- Dataset rows:
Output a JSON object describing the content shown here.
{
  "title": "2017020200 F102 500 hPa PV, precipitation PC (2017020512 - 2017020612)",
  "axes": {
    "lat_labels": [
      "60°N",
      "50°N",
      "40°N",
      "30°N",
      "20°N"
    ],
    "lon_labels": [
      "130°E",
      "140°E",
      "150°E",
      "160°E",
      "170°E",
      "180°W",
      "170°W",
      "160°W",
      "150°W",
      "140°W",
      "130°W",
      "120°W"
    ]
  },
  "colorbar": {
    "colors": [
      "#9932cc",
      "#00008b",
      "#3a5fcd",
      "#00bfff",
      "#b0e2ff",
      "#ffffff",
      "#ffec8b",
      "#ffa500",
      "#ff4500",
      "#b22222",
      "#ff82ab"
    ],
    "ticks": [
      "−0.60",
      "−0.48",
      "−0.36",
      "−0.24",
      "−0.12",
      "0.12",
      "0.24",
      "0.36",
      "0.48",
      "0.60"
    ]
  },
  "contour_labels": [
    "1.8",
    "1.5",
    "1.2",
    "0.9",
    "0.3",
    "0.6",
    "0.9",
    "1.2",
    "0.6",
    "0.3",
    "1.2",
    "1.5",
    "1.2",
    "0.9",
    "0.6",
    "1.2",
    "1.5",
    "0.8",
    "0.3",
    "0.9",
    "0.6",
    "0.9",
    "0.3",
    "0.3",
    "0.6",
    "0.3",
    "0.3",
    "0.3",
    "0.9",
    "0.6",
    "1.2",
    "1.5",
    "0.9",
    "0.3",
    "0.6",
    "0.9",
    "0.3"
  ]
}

- Exercise goal:
Take the entries and copy them out exactly.

- Task response:
Output a JSON object describing the content shown here.
{
  "title": "2017020200 F102 500 hPa PV, precipitation PC (2017020512 - 2017020612)",
  "axes": {
    "lat_labels": [
      "60°N",
      "50°N",
      "40°N",
      "30°N",
      "20°N"
    ],
    "lon_labels": [
      "130°E",
      "140°E",
      "150°E",
      "160°E",
      "170°E",
      "180°W",
      "170°W",
      "160°W",
      "150°W",
      "140°W",
      "130°W",
      "120°W"
    ]
  },
  "colorbar": {
    "colors": [
      "#9932cc",
      "#00008b",
      "#3a5fcd",
      "#00bfff",
      "#b0e2ff",
      "#ffffff",
      "#ffec8b",
      "#ffa500",
      "#ff4500",
      "#b22222",
      "#ff82ab"
    ],
    "ticks": [
      "−0.60",
      "−0.48",
      "−0.36",
      "−0.24",
      "−0.12",
      "0.12",
      "0.24",
      "0.36",
      "0.48",
      "0.60"
    ]
  },
  "contour_labels": [
    "1.8",
    "1.5",
    "1.2",
    "0.9",
    "0.3",
    "0.6",
    "0.9",
    "1.2",
    "0.6",
    "0.3",
    "1.2",
    "1.5",
    "1.2",
    "0.9",
    "0.6",
    "1.2",
    "1.5",
    "0.8",
    "0.3",
    "0.9",
    "0.6",
    "0.9",
    "0.3",
    "0.3",
    "0.6",
    "0.3",
    "0.3",
    "0.3",
    "0.9",
    "0.6",
    "1.2",
    "1.5",
    "0.9",
    "0.3",
    "0.6",
    "0.9",
    "0.3"
  ]
}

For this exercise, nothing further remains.